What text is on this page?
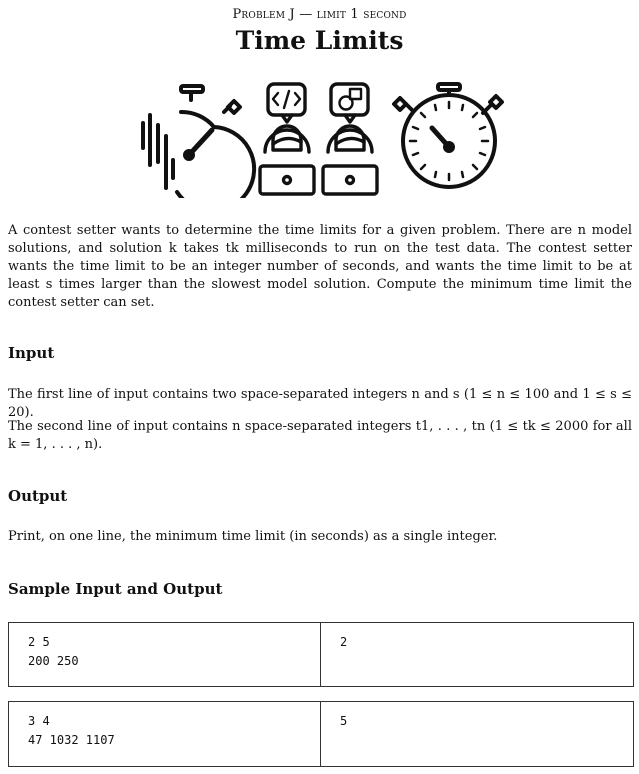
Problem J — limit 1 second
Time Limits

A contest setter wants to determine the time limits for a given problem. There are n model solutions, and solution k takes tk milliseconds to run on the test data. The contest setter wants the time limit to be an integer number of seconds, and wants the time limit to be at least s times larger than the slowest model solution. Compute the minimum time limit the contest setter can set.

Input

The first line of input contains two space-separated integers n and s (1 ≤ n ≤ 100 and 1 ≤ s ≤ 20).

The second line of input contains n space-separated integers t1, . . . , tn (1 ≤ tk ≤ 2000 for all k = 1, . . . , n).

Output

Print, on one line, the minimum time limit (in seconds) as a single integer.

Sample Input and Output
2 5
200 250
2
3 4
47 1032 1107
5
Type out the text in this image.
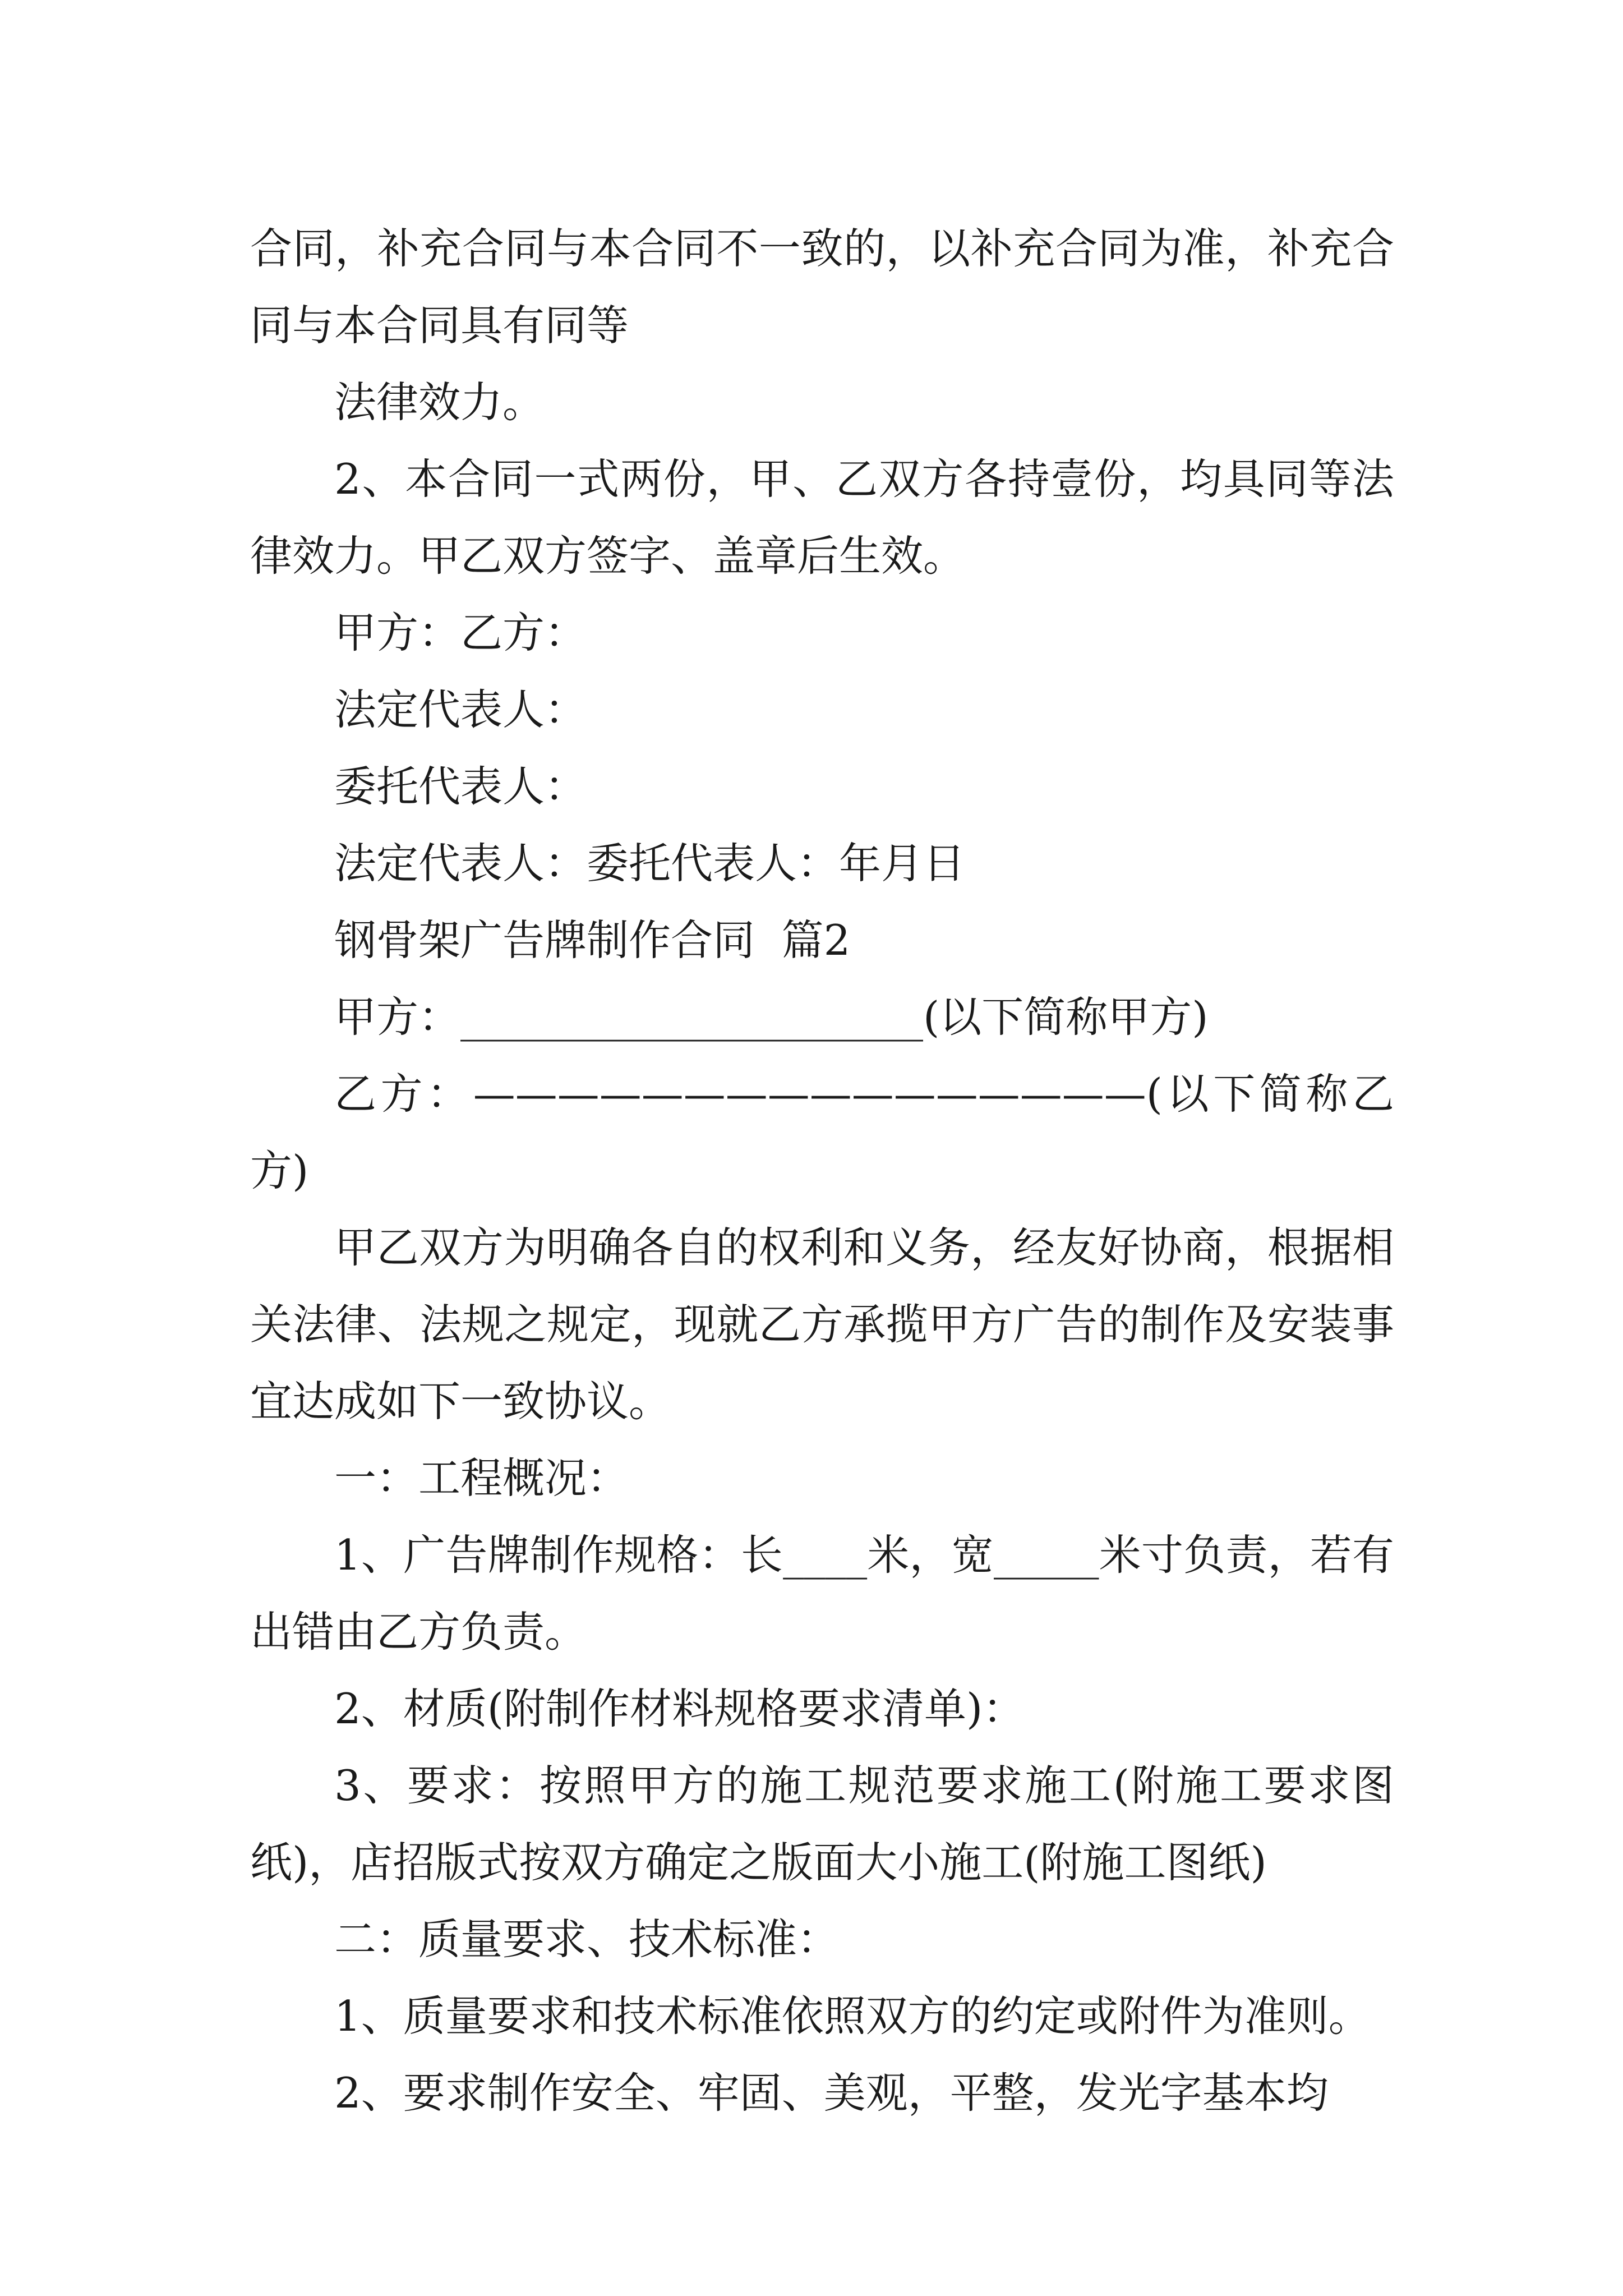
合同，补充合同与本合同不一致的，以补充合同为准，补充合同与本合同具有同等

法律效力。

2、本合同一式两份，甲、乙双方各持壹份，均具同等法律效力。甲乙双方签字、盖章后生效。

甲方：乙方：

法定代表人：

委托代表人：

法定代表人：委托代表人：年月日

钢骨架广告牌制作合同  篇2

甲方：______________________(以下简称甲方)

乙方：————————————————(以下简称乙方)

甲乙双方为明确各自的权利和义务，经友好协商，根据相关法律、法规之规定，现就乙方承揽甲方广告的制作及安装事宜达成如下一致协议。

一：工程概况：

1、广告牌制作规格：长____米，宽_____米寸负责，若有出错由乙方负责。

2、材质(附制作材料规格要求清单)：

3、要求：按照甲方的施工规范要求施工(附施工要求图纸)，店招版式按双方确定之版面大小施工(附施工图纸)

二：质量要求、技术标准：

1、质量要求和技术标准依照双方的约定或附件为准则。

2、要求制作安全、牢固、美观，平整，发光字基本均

---+---

**Problem to work on**
Starting at the line that contains "Type out the text in this image.", restate each line verbatim through the final line of the listing, skipping all pictures.

**Response to this exercise**
Type out the text in this image.
合同，补充合同与本合同不一致的，以补充合同为准，补充合同与本合同具有同等

法律效力。

2、本合同一式两份，甲、乙双方各持壹份，均具同等法律效力。甲乙双方签字、盖章后生效。

甲方：乙方：

法定代表人：

委托代表人：

法定代表人：委托代表人：年月日

钢骨架广告牌制作合同  篇2

甲方：______________________(以下简称甲方)

乙方：————————————————(以下简称乙方)

甲乙双方为明确各自的权利和义务，经友好协商，根据相关法律、法规之规定，现就乙方承揽甲方广告的制作及安装事宜达成如下一致协议。

一：工程概况：

1、广告牌制作规格：长____米，宽_____米寸负责，若有出错由乙方负责。

2、材质(附制作材料规格要求清单)：

3、要求：按照甲方的施工规范要求施工(附施工要求图纸)，店招版式按双方确定之版面大小施工(附施工图纸)

二：质量要求、技术标准：

1、质量要求和技术标准依照双方的约定或附件为准则。

2、要求制作安全、牢固、美观，平整，发光字基本均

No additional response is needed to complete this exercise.